## BEGIN Records for this exercise

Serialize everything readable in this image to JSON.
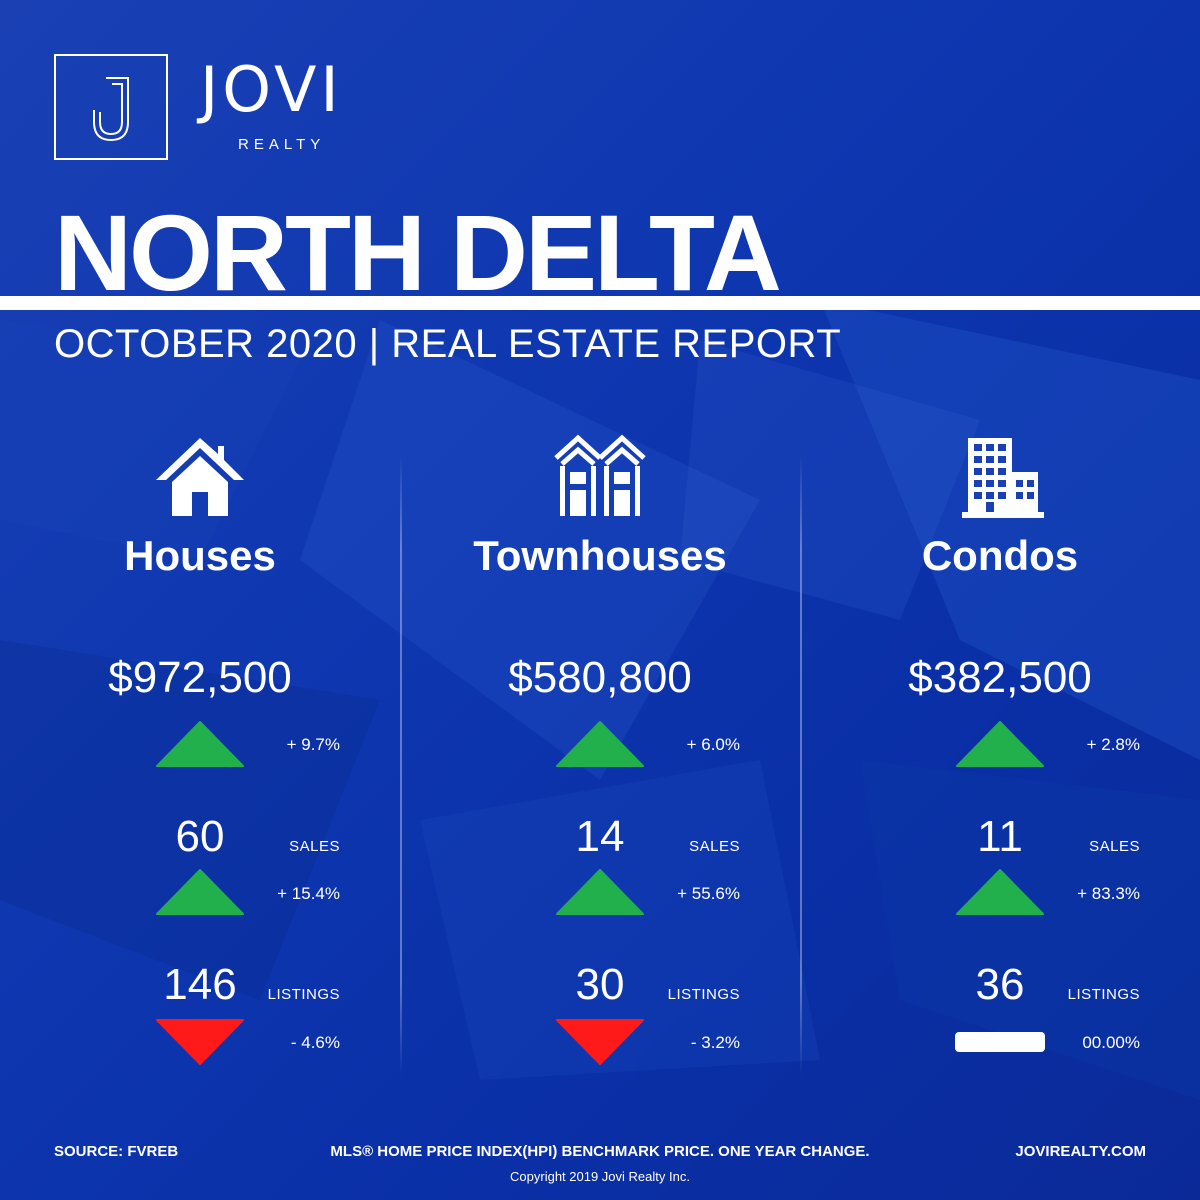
{
  "brand": {
    "logo_letter": "J",
    "name": "JOVI",
    "sub": "REALTY"
  },
  "title": "NORTH DELTA",
  "subtitle": "OCTOBER 2020 | REAL ESTATE REPORT",
  "colors": {
    "background": "#1a3fb0",
    "up": "#21b04b",
    "down": "#ff1a1a",
    "flat": "#ffffff"
  },
  "columns": [
    {
      "icon": "house-icon",
      "title": "Houses",
      "price": "$972,500",
      "price_change": {
        "direction": "up",
        "text": "+ 9.7%"
      },
      "sales": {
        "value": "60",
        "label": "SALES",
        "direction": "up",
        "change": "+ 15.4%"
      },
      "listings": {
        "value": "146",
        "label": "LISTINGS",
        "direction": "down",
        "change": "- 4.6%"
      }
    },
    {
      "icon": "townhouse-icon",
      "title": "Townhouses",
      "price": "$580,800",
      "price_change": {
        "direction": "up",
        "text": "+ 6.0%"
      },
      "sales": {
        "value": "14",
        "label": "SALES",
        "direction": "up",
        "change": "+ 55.6%"
      },
      "listings": {
        "value": "30",
        "label": "LISTINGS",
        "direction": "down",
        "change": "- 3.2%"
      }
    },
    {
      "icon": "condo-building-icon",
      "title": "Condos",
      "price": "$382,500",
      "price_change": {
        "direction": "up",
        "text": "+ 2.8%"
      },
      "sales": {
        "value": "11",
        "label": "SALES",
        "direction": "up",
        "change": "+ 83.3%"
      },
      "listings": {
        "value": "36",
        "label": "LISTINGS",
        "direction": "flat",
        "change": "00.00%"
      }
    }
  ],
  "footer": {
    "source": "SOURCE:  FVREB",
    "note": "MLS® HOME PRICE INDEX(HPI) BENCHMARK PRICE. ONE YEAR CHANGE.",
    "website": "JOVIREALTY.COM",
    "copyright": "Copyright 2019 Jovi Realty Inc."
  }
}
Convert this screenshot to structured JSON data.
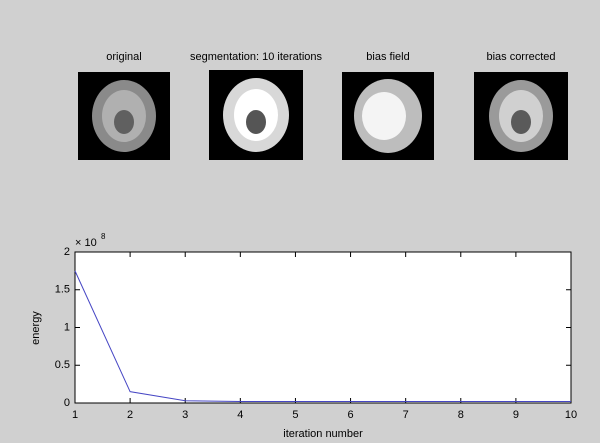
{
  "images": [
    {
      "title": "original"
    },
    {
      "title": "segmentation: 10 iterations"
    },
    {
      "title": "bias field"
    },
    {
      "title": "bias corrected"
    }
  ],
  "chart_data": {
    "type": "line",
    "x_label": "iteration number",
    "y_label": "energy",
    "y_multiplier": "× 10",
    "y_multiplier_power": "8",
    "x": [
      1,
      2,
      3,
      4,
      5,
      6,
      7,
      8,
      9,
      10
    ],
    "values": [
      1.75,
      0.15,
      0.03,
      0.02,
      0.02,
      0.02,
      0.02,
      0.02,
      0.02,
      0.02
    ],
    "color": "#4646c4",
    "xlim": [
      1,
      10
    ],
    "xticks": [
      1,
      2,
      3,
      4,
      5,
      6,
      7,
      8,
      9,
      10
    ],
    "ylim": [
      0,
      2
    ],
    "yticks": [
      0,
      0.5,
      1,
      1.5,
      2
    ],
    "grid": false
  }
}
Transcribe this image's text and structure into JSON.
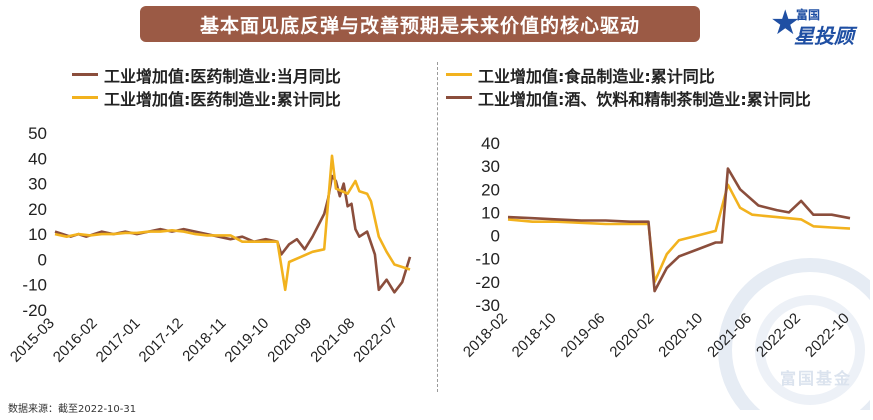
{
  "title": "基本面见底反弹与改善预期是未来价值的核心驱动",
  "logo": {
    "top": "富国",
    "main": "星投顾"
  },
  "watermark": "富国基金",
  "source": "数据来源：截至2022-10-31",
  "colors": {
    "brown": "#8b4e3c",
    "gold": "#f2b21e",
    "banner": "#9b5a45"
  },
  "chart_data": [
    {
      "type": "line",
      "ylim": [
        -20,
        50
      ],
      "yticks": [
        -20,
        -10,
        0,
        10,
        20,
        30,
        40,
        50
      ],
      "xticks": [
        "2015-03",
        "2016-02",
        "2017-01",
        "2017-12",
        "2018-11",
        "2019-10",
        "2020-09",
        "2021-08",
        "2022-07"
      ],
      "x_start": "2015-03",
      "x_end": "2022-10",
      "series": [
        {
          "name": "工业增加值:医药制造业:当月同比",
          "color": "#8b4e3c",
          "points": [
            [
              "2015-03",
              11
            ],
            [
              "2015-05",
              10
            ],
            [
              "2015-07",
              9
            ],
            [
              "2015-09",
              10
            ],
            [
              "2015-11",
              9
            ],
            [
              "2016-01",
              10
            ],
            [
              "2016-03",
              11
            ],
            [
              "2016-06",
              10
            ],
            [
              "2016-09",
              11
            ],
            [
              "2016-12",
              10
            ],
            [
              "2017-03",
              11
            ],
            [
              "2017-06",
              12
            ],
            [
              "2017-09",
              11
            ],
            [
              "2017-12",
              12
            ],
            [
              "2018-03",
              11
            ],
            [
              "2018-06",
              10
            ],
            [
              "2018-09",
              9
            ],
            [
              "2018-12",
              8
            ],
            [
              "2019-03",
              9
            ],
            [
              "2019-06",
              7
            ],
            [
              "2019-09",
              8
            ],
            [
              "2019-12",
              7
            ],
            [
              "2020-01",
              2
            ],
            [
              "2020-03",
              6
            ],
            [
              "2020-05",
              8
            ],
            [
              "2020-07",
              4
            ],
            [
              "2020-09",
              9
            ],
            [
              "2020-11",
              15
            ],
            [
              "2020-12",
              18
            ],
            [
              "2021-01",
              24
            ],
            [
              "2021-02",
              33
            ],
            [
              "2021-03",
              31
            ],
            [
              "2021-04",
              25
            ],
            [
              "2021-05",
              30
            ],
            [
              "2021-06",
              21
            ],
            [
              "2021-07",
              22
            ],
            [
              "2021-08",
              12
            ],
            [
              "2021-09",
              9
            ],
            [
              "2021-11",
              11
            ],
            [
              "2022-01",
              2
            ],
            [
              "2022-02",
              -12
            ],
            [
              "2022-04",
              -8
            ],
            [
              "2022-06",
              -13
            ],
            [
              "2022-08",
              -9
            ],
            [
              "2022-10",
              1
            ]
          ]
        },
        {
          "name": "工业增加值:医药制造业:累计同比",
          "color": "#f2b21e",
          "points": [
            [
              "2015-03",
              10
            ],
            [
              "2015-06",
              9
            ],
            [
              "2015-09",
              10
            ],
            [
              "2015-12",
              9.5
            ],
            [
              "2016-03",
              10
            ],
            [
              "2016-06",
              10
            ],
            [
              "2016-09",
              10.5
            ],
            [
              "2016-12",
              10.5
            ],
            [
              "2017-03",
              11
            ],
            [
              "2017-06",
              11
            ],
            [
              "2017-09",
              11.5
            ],
            [
              "2017-12",
              11
            ],
            [
              "2018-03",
              10
            ],
            [
              "2018-06",
              9.5
            ],
            [
              "2018-09",
              9.5
            ],
            [
              "2018-12",
              9.5
            ],
            [
              "2019-03",
              7
            ],
            [
              "2019-06",
              7
            ],
            [
              "2019-09",
              7
            ],
            [
              "2019-12",
              7
            ],
            [
              "2020-02",
              -12
            ],
            [
              "2020-03",
              -1
            ],
            [
              "2020-06",
              1
            ],
            [
              "2020-09",
              3
            ],
            [
              "2020-12",
              4
            ],
            [
              "2021-02",
              41
            ],
            [
              "2021-03",
              28
            ],
            [
              "2021-06",
              26
            ],
            [
              "2021-08",
              31
            ],
            [
              "2021-09",
              27
            ],
            [
              "2021-11",
              26
            ],
            [
              "2021-12",
              23
            ],
            [
              "2022-02",
              9
            ],
            [
              "2022-04",
              3
            ],
            [
              "2022-06",
              -2
            ],
            [
              "2022-08",
              -3
            ],
            [
              "2022-10",
              -4
            ]
          ]
        }
      ]
    },
    {
      "type": "line",
      "ylim": [
        -30,
        40
      ],
      "yticks": [
        -30,
        -20,
        -10,
        0,
        10,
        20,
        30,
        40
      ],
      "xticks": [
        "2018-02",
        "2018-10",
        "2019-06",
        "2020-02",
        "2020-10",
        "2021-06",
        "2022-02",
        "2022-10"
      ],
      "x_start": "2018-02",
      "x_end": "2022-10",
      "series": [
        {
          "name": "工业增加值:食品制造业:累计同比",
          "color": "#f2b21e",
          "points": [
            [
              "2018-02",
              7
            ],
            [
              "2018-06",
              6
            ],
            [
              "2018-10",
              6
            ],
            [
              "2019-02",
              5.5
            ],
            [
              "2019-06",
              5
            ],
            [
              "2019-10",
              5
            ],
            [
              "2020-01",
              5
            ],
            [
              "2020-02",
              -20
            ],
            [
              "2020-04",
              -8
            ],
            [
              "2020-06",
              -2
            ],
            [
              "2020-09",
              0
            ],
            [
              "2020-12",
              2
            ],
            [
              "2021-02",
              22
            ],
            [
              "2021-04",
              12
            ],
            [
              "2021-06",
              9
            ],
            [
              "2021-10",
              8
            ],
            [
              "2022-02",
              7
            ],
            [
              "2022-04",
              4
            ],
            [
              "2022-07",
              3.5
            ],
            [
              "2022-10",
              3
            ]
          ]
        },
        {
          "name": "工业增加值:酒、饮料和精制茶制造业:累计同比",
          "color": "#8b4e3c",
          "points": [
            [
              "2018-02",
              8
            ],
            [
              "2018-06",
              7.5
            ],
            [
              "2018-10",
              7
            ],
            [
              "2019-02",
              6.5
            ],
            [
              "2019-06",
              6.5
            ],
            [
              "2019-10",
              6
            ],
            [
              "2020-01",
              6
            ],
            [
              "2020-02",
              -24
            ],
            [
              "2020-04",
              -14
            ],
            [
              "2020-06",
              -9
            ],
            [
              "2020-09",
              -6
            ],
            [
              "2020-12",
              -3
            ],
            [
              "2021-01",
              -3
            ],
            [
              "2021-02",
              29
            ],
            [
              "2021-04",
              20
            ],
            [
              "2021-07",
              13
            ],
            [
              "2021-10",
              11
            ],
            [
              "2021-12",
              10
            ],
            [
              "2022-02",
              15
            ],
            [
              "2022-04",
              9
            ],
            [
              "2022-07",
              9
            ],
            [
              "2022-10",
              7.5
            ]
          ]
        }
      ]
    }
  ]
}
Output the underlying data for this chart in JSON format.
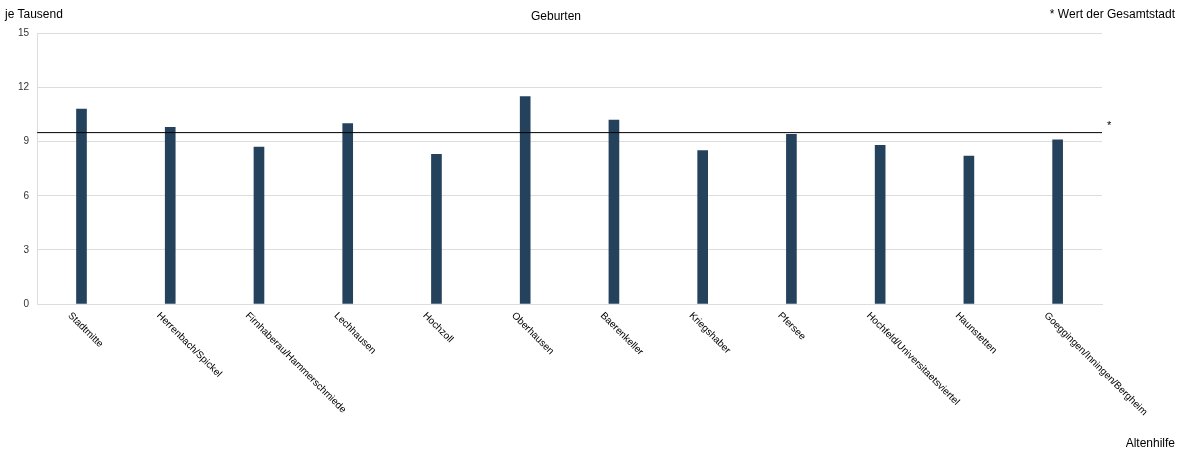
{
  "chart_data": {
    "type": "bar",
    "title": "Geburten",
    "ylabel": "je Tausend",
    "categories": [
      "Stadtmitte",
      "Herrenbach/Spickel",
      "Firnhaberau/Hammerschmiede",
      "Lechhausen",
      "Hochzoll",
      "Oberhausen",
      "Baerenkeller",
      "Kriegshaber",
      "Pfersee",
      "Hochfeld/Universitaetsviertel",
      "Haunstetten",
      "Goeggingen/Inningen/Bergheim"
    ],
    "values": [
      10.8,
      9.8,
      8.7,
      10.0,
      8.3,
      11.5,
      10.2,
      8.5,
      9.4,
      8.8,
      8.2,
      9.1
    ],
    "color": "#24425c",
    "ylim": [
      0,
      15
    ],
    "yticks": [
      0,
      3,
      6,
      9,
      12,
      15
    ],
    "grid": "y",
    "legend": false,
    "ref_lines": [
      {
        "axis": "y",
        "value": 9.5,
        "label": "*",
        "color": "#000000"
      }
    ],
    "annotations": [
      "* Wert der Gesamtstadt",
      "Altenhilfe"
    ]
  }
}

## END Records for this exercise

• _Brief_:
All lines that include "text" are to be gathered and copied.

• _Reply to the task_:
        "text": "+ 9.7%"
        "text": "+ 6.0%"
        "text": "+ 2.8%"
Transcribe this image's text and structure into JSON.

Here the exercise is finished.